### PROVIDED TEXT
----

They are white flaky fish with a mild flavor. They are not oily at all unless they are cooked wrong.
For walleye, just pan fry the naked fillets in butter with a bit of lemon juice and dill. Then eat them.
Smoked carp is really good. Dunno if you can do that with catfish.
stroker wrote:
Smoked carp is really good. Dunno if you can do that with catfish.
Catfish is harder to keep lit. You'll go through a book of matches trying to smoke one.
The nice thing about catfish is that you don't need to catch more than one to get a nice meal.
carguy123 wrote:
I have yet to find a fresh water fish that I like. I grew up thinking I hated fish until I tried sword fish and had an orgasm at the table right there in public.
crappie filets (deep fried or pan fried).... after king mackerel steaks cooked on a grill, they're the best tasting fish I've ever had
I haven't had salt water catfish but I don't see how any one doesn't like freshwater catfish.
wbjones wrote:
carguy123 wrote:
I have yet to find a fresh water fish that I like. I grew up thinking I hated fish until I tried sword fish and had an orgasm at the table right there in public.
crappie filets (deep fried or pan fried).... after king mackerel steaks cooked on a grill, they're the best tasting fish I've ever had
I grew up on crappie, catfish, perch (bream), bass, a few eel thrown in for good measure and I never acquired a taste for any of them. They simply didn't have a good texture nor much of any flavor except the occasional muddy taste. But when I hit salt water white fish I found out what had been missing in freshwater fish.
Freshwater catfish tastes like mud. I've had blue, channel, flathead and two different types of bullhead. It can be a very slight mud taste if the catfish are done right, but you can never get rid of it.
The only cure is to bread them and deep fry them in a batter that will disguise the taste.
I eat Fried Catfish, and it's the only thing that swims I eat. I've grown up in a state where eating it is pretty much mandatory.
Brett_Murphy wrote:
The only cure is to bread them and deep fry them in a batter that will disguise the taste.
And salt water white fish doesn't need the disguise to make it taste good.
alex
UberDork
7/8/13 10:49 p.m.

----

### RECORD EXTRACTS
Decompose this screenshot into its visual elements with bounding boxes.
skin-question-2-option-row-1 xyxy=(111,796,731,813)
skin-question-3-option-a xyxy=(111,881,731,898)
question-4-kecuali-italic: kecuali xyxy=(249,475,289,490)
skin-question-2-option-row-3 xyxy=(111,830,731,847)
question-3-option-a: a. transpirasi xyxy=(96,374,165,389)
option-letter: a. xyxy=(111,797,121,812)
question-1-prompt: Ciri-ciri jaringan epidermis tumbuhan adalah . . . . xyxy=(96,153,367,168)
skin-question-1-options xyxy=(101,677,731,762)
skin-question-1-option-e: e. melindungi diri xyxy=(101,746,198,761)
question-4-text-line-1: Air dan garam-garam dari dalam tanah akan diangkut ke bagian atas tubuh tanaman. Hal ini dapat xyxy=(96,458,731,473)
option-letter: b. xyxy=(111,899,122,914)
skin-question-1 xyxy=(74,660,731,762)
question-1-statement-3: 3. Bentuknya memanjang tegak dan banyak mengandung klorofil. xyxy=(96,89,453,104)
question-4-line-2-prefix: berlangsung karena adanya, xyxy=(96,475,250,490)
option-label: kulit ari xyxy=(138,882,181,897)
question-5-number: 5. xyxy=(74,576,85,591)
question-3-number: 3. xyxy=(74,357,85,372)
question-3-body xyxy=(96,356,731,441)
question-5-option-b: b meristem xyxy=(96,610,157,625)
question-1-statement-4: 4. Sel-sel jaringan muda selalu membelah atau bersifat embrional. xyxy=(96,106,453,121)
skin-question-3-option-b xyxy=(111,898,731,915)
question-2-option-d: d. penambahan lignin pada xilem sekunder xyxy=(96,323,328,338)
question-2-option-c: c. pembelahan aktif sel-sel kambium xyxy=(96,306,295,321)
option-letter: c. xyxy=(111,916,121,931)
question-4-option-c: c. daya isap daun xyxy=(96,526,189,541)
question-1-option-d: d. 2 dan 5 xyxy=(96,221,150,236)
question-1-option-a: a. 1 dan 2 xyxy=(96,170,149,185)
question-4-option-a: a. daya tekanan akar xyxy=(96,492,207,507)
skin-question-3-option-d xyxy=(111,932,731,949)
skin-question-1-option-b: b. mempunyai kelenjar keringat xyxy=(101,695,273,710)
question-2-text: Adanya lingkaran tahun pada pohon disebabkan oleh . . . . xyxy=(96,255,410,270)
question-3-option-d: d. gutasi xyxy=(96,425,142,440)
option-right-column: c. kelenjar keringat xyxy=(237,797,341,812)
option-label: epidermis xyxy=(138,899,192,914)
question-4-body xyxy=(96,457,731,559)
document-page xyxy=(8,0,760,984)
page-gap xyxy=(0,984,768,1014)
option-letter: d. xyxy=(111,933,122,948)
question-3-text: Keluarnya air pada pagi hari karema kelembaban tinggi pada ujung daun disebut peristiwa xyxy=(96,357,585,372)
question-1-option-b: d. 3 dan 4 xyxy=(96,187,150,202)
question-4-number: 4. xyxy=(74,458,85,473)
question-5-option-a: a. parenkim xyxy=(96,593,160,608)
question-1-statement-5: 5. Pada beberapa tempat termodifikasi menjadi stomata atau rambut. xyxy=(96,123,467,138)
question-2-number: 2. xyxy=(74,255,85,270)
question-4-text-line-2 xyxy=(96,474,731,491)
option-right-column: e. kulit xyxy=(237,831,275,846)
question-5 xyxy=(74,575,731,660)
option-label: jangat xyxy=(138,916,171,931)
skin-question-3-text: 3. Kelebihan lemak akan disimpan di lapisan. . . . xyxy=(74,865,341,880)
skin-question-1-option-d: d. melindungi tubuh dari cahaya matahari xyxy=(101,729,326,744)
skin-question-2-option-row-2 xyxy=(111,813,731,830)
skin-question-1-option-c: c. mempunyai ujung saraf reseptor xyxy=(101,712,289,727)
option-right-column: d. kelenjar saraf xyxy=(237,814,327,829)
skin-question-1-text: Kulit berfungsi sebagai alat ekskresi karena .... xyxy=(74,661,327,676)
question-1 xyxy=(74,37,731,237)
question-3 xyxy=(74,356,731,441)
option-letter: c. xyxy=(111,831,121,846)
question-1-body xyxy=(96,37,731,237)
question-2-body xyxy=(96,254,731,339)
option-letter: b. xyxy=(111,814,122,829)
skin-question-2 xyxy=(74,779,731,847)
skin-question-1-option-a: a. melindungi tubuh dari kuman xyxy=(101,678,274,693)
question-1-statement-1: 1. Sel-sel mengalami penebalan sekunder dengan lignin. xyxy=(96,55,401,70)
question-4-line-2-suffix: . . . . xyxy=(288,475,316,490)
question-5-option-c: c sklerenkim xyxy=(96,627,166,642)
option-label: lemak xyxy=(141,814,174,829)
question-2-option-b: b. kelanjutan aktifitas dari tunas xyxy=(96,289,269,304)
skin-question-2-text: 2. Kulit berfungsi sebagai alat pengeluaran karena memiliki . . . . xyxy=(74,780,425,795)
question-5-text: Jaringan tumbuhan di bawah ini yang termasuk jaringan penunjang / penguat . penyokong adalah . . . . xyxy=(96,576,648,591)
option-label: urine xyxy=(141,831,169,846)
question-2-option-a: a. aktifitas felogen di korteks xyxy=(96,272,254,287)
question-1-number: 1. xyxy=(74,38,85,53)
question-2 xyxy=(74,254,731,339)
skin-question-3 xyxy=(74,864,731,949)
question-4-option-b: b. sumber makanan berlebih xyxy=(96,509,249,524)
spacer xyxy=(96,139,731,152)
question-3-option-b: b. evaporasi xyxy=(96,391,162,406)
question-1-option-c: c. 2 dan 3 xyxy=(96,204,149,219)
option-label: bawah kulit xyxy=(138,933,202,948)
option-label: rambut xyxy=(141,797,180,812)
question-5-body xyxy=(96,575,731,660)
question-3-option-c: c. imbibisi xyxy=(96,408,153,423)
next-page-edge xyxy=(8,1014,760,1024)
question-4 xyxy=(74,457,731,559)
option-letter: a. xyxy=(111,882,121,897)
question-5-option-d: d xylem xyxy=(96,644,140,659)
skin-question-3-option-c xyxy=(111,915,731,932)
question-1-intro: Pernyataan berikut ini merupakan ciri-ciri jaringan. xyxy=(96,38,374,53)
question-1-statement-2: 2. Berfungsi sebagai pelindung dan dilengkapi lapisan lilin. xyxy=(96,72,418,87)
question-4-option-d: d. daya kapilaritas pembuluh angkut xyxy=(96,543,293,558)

----

### THINGS TO DO
[a] From the forum thread about eating fish, list every fish named in the sentence that begins "I grew up on crappie".
[b] Write the next part of the forum thread about eating fish, continuing from its final line.
The rows have no connection to the forum thread about eating fish.

### SOLVED TASKS
[a] crappie, catfish, perch (bream), bass, eel

[b]
Wanna talk about weird bottom feeders - anyone here familiar with lawyers? Not the ones in suits. They're also known as burbot, mariah, eelpout or mud shark* and they're the only freshwater cod-like species. (Also the only member of its genus.) Think of something between a catfish and an eel.
They're a bit of a local delicacy in Wisconsin, particularly along Lake Michigan, but I believe they live in all the Great Lakes and their tributaries.
It's also referred to as "poor man's lobster" since it's meaty and a little bit sweet. Pretty delicious, really.
At my restaurant on the Island (The Washington Hotel), we managed to goad one of the fishermen (who owns the restaurant referred to below) to save us some of the nicer livers from the fish he processed. It was waste to him, but he'd humor us occasionally. So every now and then we'd get about a pint of these pristine, fresh livers to make a killer pate with. Fun stuff.
There is also a ton of whitefish up there, but since that's such a generic name, I really don't know to which species it refers. It's an extremely oily, fatty fish, which makes it a prime candidate for smoking. For that matter, if you can ever get you hands on some smoked whitefish, jump on it. It's bony as hell and quite a chore to eat, but it's generally worth it.
This is the front of one of the five or so restaurants on Washington Island, WI, where I worked for a couple summers. One of the three bars "in town" which consists primarily of...three bars along the same side of the road.
*Which bring to mind a certain Zappa tune inspired by a certain infamous incident involving Led Zeppelin, a groupie, and a hotel at which one could fish out of the windows.